Problem description - Write out the material exactly, with the pictures left out.

[Start of Task data]

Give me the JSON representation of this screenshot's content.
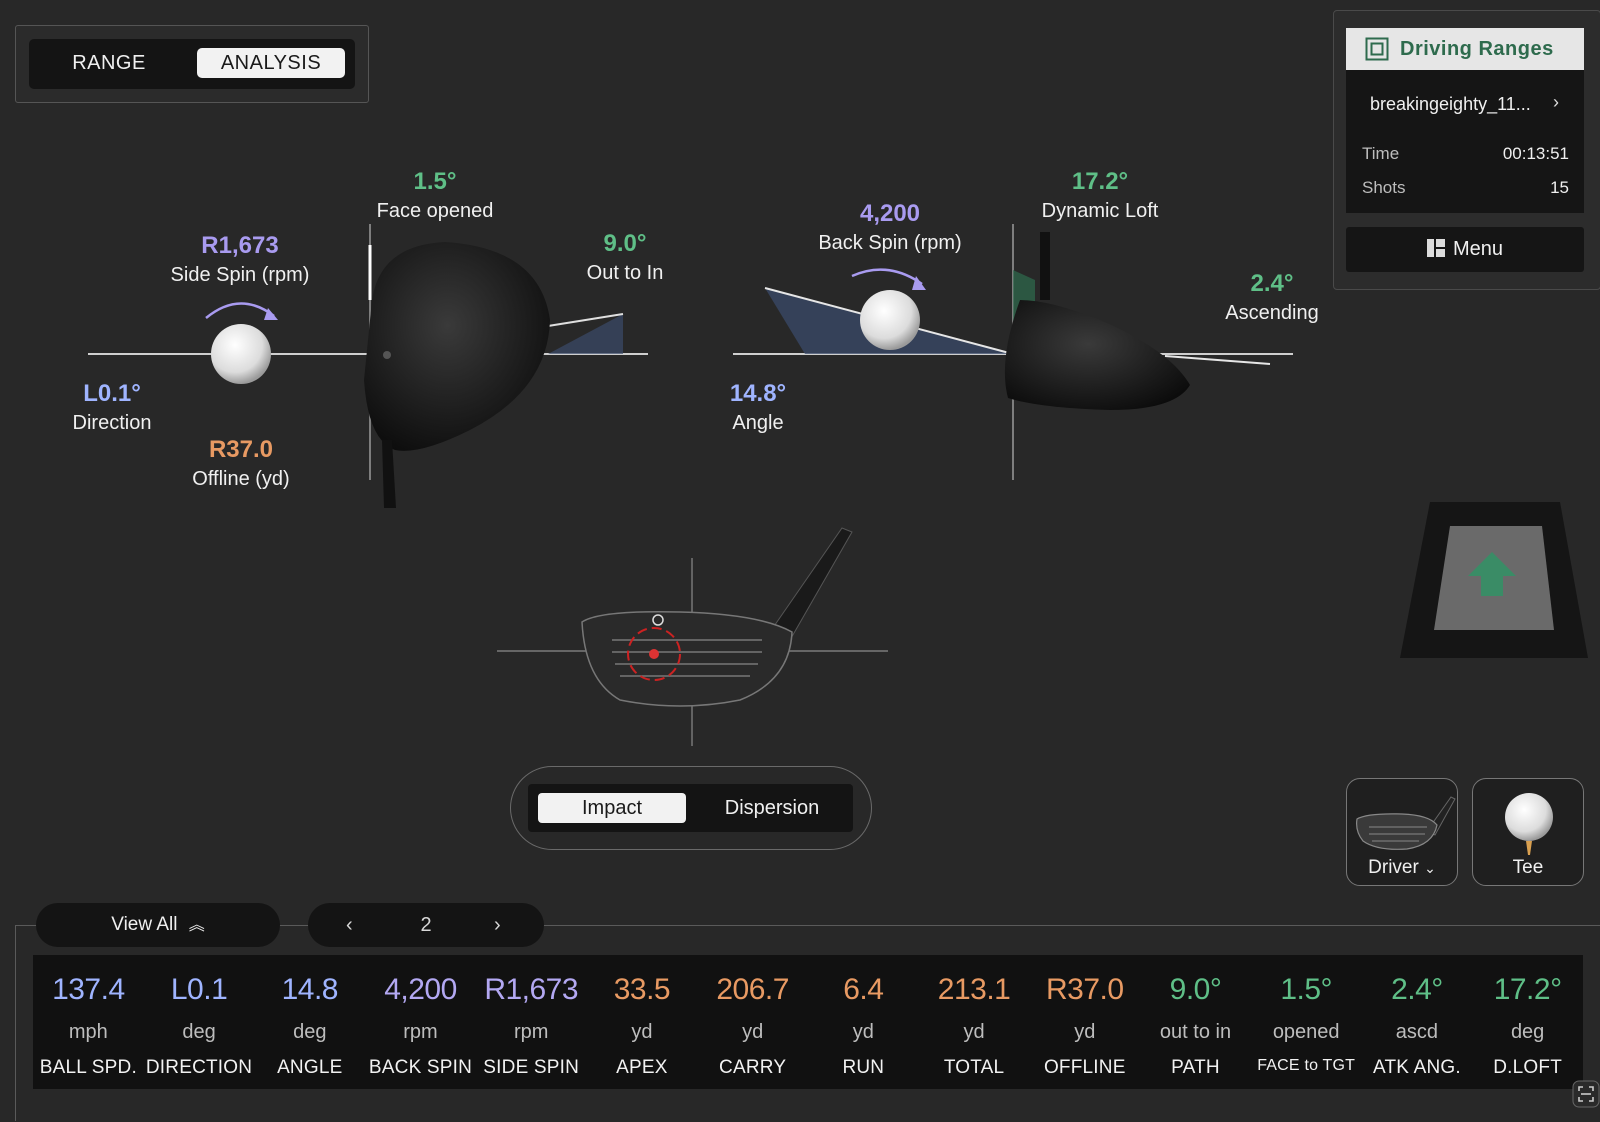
{
  "mode_toggle": {
    "range": "RANGE",
    "analysis": "ANALYSIS",
    "active": "ANALYSIS"
  },
  "top_view": {
    "face_angle": {
      "value": "1.5°",
      "label": "Face opened"
    },
    "side_spin": {
      "value": "R1,673",
      "label": "Side Spin (rpm)"
    },
    "path": {
      "value": "9.0°",
      "label": "Out to In"
    },
    "direction": {
      "value": "L0.1°",
      "label": "Direction"
    },
    "offline": {
      "value": "R37.0",
      "label": "Offline (yd)"
    }
  },
  "side_view": {
    "back_spin": {
      "value": "4,200",
      "label": "Back Spin (rpm)"
    },
    "dynamic_loft": {
      "value": "17.2°",
      "label": "Dynamic Loft"
    },
    "attack_angle": {
      "value": "2.4°",
      "label": "Ascending"
    },
    "launch_angle": {
      "value": "14.8°",
      "label": "Angle"
    }
  },
  "driving_ranges": {
    "title": "Driving Ranges",
    "icon": "range-grid-icon",
    "session": "breakingeighty_11...",
    "time_label": "Time",
    "time_value": "00:13:51",
    "shots_label": "Shots",
    "shots_value": "15",
    "menu_label": "Menu"
  },
  "view_toggle": {
    "impact": "Impact",
    "dispersion": "Dispersion",
    "active": "Impact"
  },
  "club_selector": {
    "label": "Driver"
  },
  "tee_selector": {
    "label": "Tee"
  },
  "list_controls": {
    "view_all": "View All",
    "page": "2"
  },
  "colors": {
    "purple": "#a99bf0",
    "green": "#5fbf87",
    "blue": "#9fb4ff",
    "orange": "#e89a63",
    "brand_green": "#2e6b4d"
  },
  "metrics": [
    {
      "value": "137.4",
      "unit": "mph",
      "label": "BALL SPD.",
      "color": "#9fb4ff"
    },
    {
      "value": "L0.1",
      "unit": "deg",
      "label": "DIRECTION",
      "color": "#9fb4ff"
    },
    {
      "value": "14.8",
      "unit": "deg",
      "label": "ANGLE",
      "color": "#9fb4ff"
    },
    {
      "value": "4,200",
      "unit": "rpm",
      "label": "BACK SPIN",
      "color": "#b3a8f2"
    },
    {
      "value": "R1,673",
      "unit": "rpm",
      "label": "SIDE SPIN",
      "color": "#b3a8f2"
    },
    {
      "value": "33.5",
      "unit": "yd",
      "label": "APEX",
      "color": "#e89a63"
    },
    {
      "value": "206.7",
      "unit": "yd",
      "label": "CARRY",
      "color": "#e89a63"
    },
    {
      "value": "6.4",
      "unit": "yd",
      "label": "RUN",
      "color": "#e89a63"
    },
    {
      "value": "213.1",
      "unit": "yd",
      "label": "TOTAL",
      "color": "#e89a63"
    },
    {
      "value": "R37.0",
      "unit": "yd",
      "label": "OFFLINE",
      "color": "#e89a63"
    },
    {
      "value": "9.0°",
      "unit": "out to in",
      "label": "PATH",
      "color": "#5fbf87"
    },
    {
      "value": "1.5°",
      "unit": "opened",
      "label": "FACE to TGT",
      "color": "#5fbf87"
    },
    {
      "value": "2.4°",
      "unit": "ascd",
      "label": "ATK ANG.",
      "color": "#5fbf87"
    },
    {
      "value": "17.2°",
      "unit": "deg",
      "label": "D.LOFT",
      "color": "#5fbf87"
    }
  ]
}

[End of Task data]

Exercise solution -
Give me the JSON representation of this screenshot's content.
{
  "mode_toggle": {
    "range": "RANGE",
    "analysis": "ANALYSIS",
    "active": "ANALYSIS"
  },
  "top_view": {
    "face_angle": {
      "value": "1.5°",
      "label": "Face opened"
    },
    "side_spin": {
      "value": "R1,673",
      "label": "Side Spin (rpm)"
    },
    "path": {
      "value": "9.0°",
      "label": "Out to In"
    },
    "direction": {
      "value": "L0.1°",
      "label": "Direction"
    },
    "offline": {
      "value": "R37.0",
      "label": "Offline (yd)"
    }
  },
  "side_view": {
    "back_spin": {
      "value": "4,200",
      "label": "Back Spin (rpm)"
    },
    "dynamic_loft": {
      "value": "17.2°",
      "label": "Dynamic Loft"
    },
    "attack_angle": {
      "value": "2.4°",
      "label": "Ascending"
    },
    "launch_angle": {
      "value": "14.8°",
      "label": "Angle"
    }
  },
  "driving_ranges": {
    "title": "Driving Ranges",
    "icon": "range-grid-icon",
    "session": "breakingeighty_11...",
    "time_label": "Time",
    "time_value": "00:13:51",
    "shots_label": "Shots",
    "shots_value": "15",
    "menu_label": "Menu"
  },
  "view_toggle": {
    "impact": "Impact",
    "dispersion": "Dispersion",
    "active": "Impact"
  },
  "club_selector": {
    "label": "Driver"
  },
  "tee_selector": {
    "label": "Tee"
  },
  "list_controls": {
    "view_all": "View All",
    "page": "2"
  },
  "colors": {
    "purple": "#a99bf0",
    "green": "#5fbf87",
    "blue": "#9fb4ff",
    "orange": "#e89a63",
    "brand_green": "#2e6b4d"
  },
  "metrics": [
    {
      "value": "137.4",
      "unit": "mph",
      "label": "BALL SPD.",
      "color": "#9fb4ff"
    },
    {
      "value": "L0.1",
      "unit": "deg",
      "label": "DIRECTION",
      "color": "#9fb4ff"
    },
    {
      "value": "14.8",
      "unit": "deg",
      "label": "ANGLE",
      "color": "#9fb4ff"
    },
    {
      "value": "4,200",
      "unit": "rpm",
      "label": "BACK SPIN",
      "color": "#b3a8f2"
    },
    {
      "value": "R1,673",
      "unit": "rpm",
      "label": "SIDE SPIN",
      "color": "#b3a8f2"
    },
    {
      "value": "33.5",
      "unit": "yd",
      "label": "APEX",
      "color": "#e89a63"
    },
    {
      "value": "206.7",
      "unit": "yd",
      "label": "CARRY",
      "color": "#e89a63"
    },
    {
      "value": "6.4",
      "unit": "yd",
      "label": "RUN",
      "color": "#e89a63"
    },
    {
      "value": "213.1",
      "unit": "yd",
      "label": "TOTAL",
      "color": "#e89a63"
    },
    {
      "value": "R37.0",
      "unit": "yd",
      "label": "OFFLINE",
      "color": "#e89a63"
    },
    {
      "value": "9.0°",
      "unit": "out to in",
      "label": "PATH",
      "color": "#5fbf87"
    },
    {
      "value": "1.5°",
      "unit": "opened",
      "label": "FACE to TGT",
      "color": "#5fbf87"
    },
    {
      "value": "2.4°",
      "unit": "ascd",
      "label": "ATK ANG.",
      "color": "#5fbf87"
    },
    {
      "value": "17.2°",
      "unit": "deg",
      "label": "D.LOFT",
      "color": "#5fbf87"
    }
  ]
}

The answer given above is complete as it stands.